WRITTEN REQUEST: Return each entry exactly, with none missing.

STORED RECORDS:
....

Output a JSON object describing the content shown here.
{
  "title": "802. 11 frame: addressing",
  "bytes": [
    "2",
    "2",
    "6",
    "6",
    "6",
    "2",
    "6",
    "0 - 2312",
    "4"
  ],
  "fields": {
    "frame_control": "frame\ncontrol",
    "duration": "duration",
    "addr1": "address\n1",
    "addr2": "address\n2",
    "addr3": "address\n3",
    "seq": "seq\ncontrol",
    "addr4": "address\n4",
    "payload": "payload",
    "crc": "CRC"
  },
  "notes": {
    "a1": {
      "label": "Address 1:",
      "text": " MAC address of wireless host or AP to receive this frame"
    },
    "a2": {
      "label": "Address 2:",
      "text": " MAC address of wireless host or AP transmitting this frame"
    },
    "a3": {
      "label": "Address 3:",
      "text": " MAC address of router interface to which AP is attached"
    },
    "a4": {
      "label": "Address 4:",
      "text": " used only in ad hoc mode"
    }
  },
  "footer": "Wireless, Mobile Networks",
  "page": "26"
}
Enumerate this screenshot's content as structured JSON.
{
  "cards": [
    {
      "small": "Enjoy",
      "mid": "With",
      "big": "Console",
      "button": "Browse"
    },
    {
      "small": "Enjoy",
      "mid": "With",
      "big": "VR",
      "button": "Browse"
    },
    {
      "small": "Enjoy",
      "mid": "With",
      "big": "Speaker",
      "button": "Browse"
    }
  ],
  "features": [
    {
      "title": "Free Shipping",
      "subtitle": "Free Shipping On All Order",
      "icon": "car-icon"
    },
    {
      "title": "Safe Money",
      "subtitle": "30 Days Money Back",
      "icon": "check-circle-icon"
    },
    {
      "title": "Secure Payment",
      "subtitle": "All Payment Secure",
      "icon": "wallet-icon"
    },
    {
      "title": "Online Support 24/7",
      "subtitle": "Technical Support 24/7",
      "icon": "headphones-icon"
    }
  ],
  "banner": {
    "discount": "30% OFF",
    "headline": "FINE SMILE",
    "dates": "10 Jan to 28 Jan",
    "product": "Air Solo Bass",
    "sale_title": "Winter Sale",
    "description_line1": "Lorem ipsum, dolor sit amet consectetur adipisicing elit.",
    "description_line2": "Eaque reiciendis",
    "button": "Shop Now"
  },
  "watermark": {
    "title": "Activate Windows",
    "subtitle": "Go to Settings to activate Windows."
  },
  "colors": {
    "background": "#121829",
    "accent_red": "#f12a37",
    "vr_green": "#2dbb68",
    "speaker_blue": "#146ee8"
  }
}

....

EXERCISE SOLUTION:
Output a JSON object describing the content shown here.
{
  "title": "802. 11 frame: addressing",
  "bytes": [
    "2",
    "2",
    "6",
    "6",
    "6",
    "2",
    "6",
    "0 - 2312",
    "4"
  ],
  "fields": {
    "frame_control": "frame\ncontrol",
    "duration": "duration",
    "addr1": "address\n1",
    "addr2": "address\n2",
    "addr3": "address\n3",
    "seq": "seq\ncontrol",
    "addr4": "address\n4",
    "payload": "payload",
    "crc": "CRC"
  },
  "notes": {
    "a1": {
      "label": "Address 1:",
      "text": " MAC address of wireless host or AP to receive this frame"
    },
    "a2": {
      "label": "Address 2:",
      "text": " MAC address of wireless host or AP transmitting this frame"
    },
    "a3": {
      "label": "Address 3:",
      "text": " MAC address of router interface to which AP is attached"
    },
    "a4": {
      "label": "Address 4:",
      "text": " used only in ad hoc mode"
    }
  },
  "footer": "Wireless, Mobile Networks",
  "page": "26"
}
Enumerate this screenshot's content as structured JSON.
{
  "cards": [
    {
      "small": "Enjoy",
      "mid": "With",
      "big": "Console",
      "button": "Browse"
    },
    {
      "small": "Enjoy",
      "mid": "With",
      "big": "VR",
      "button": "Browse"
    },
    {
      "small": "Enjoy",
      "mid": "With",
      "big": "Speaker",
      "button": "Browse"
    }
  ],
  "features": [
    {
      "title": "Free Shipping",
      "subtitle": "Free Shipping On All Order",
      "icon": "car-icon"
    },
    {
      "title": "Safe Money",
      "subtitle": "30 Days Money Back",
      "icon": "check-circle-icon"
    },
    {
      "title": "Secure Payment",
      "subtitle": "All Payment Secure",
      "icon": "wallet-icon"
    },
    {
      "title": "Online Support 24/7",
      "subtitle": "Technical Support 24/7",
      "icon": "headphones-icon"
    }
  ],
  "banner": {
    "discount": "30% OFF",
    "headline": "FINE SMILE",
    "dates": "10 Jan to 28 Jan",
    "product": "Air Solo Bass",
    "sale_title": "Winter Sale",
    "description_line1": "Lorem ipsum, dolor sit amet consectetur adipisicing elit.",
    "description_line2": "Eaque reiciendis",
    "button": "Shop Now"
  },
  "watermark": {
    "title": "Activate Windows",
    "subtitle": "Go to Settings to activate Windows."
  },
  "colors": {
    "background": "#121829",
    "accent_red": "#f12a37",
    "vr_green": "#2dbb68",
    "speaker_blue": "#146ee8"
  }
}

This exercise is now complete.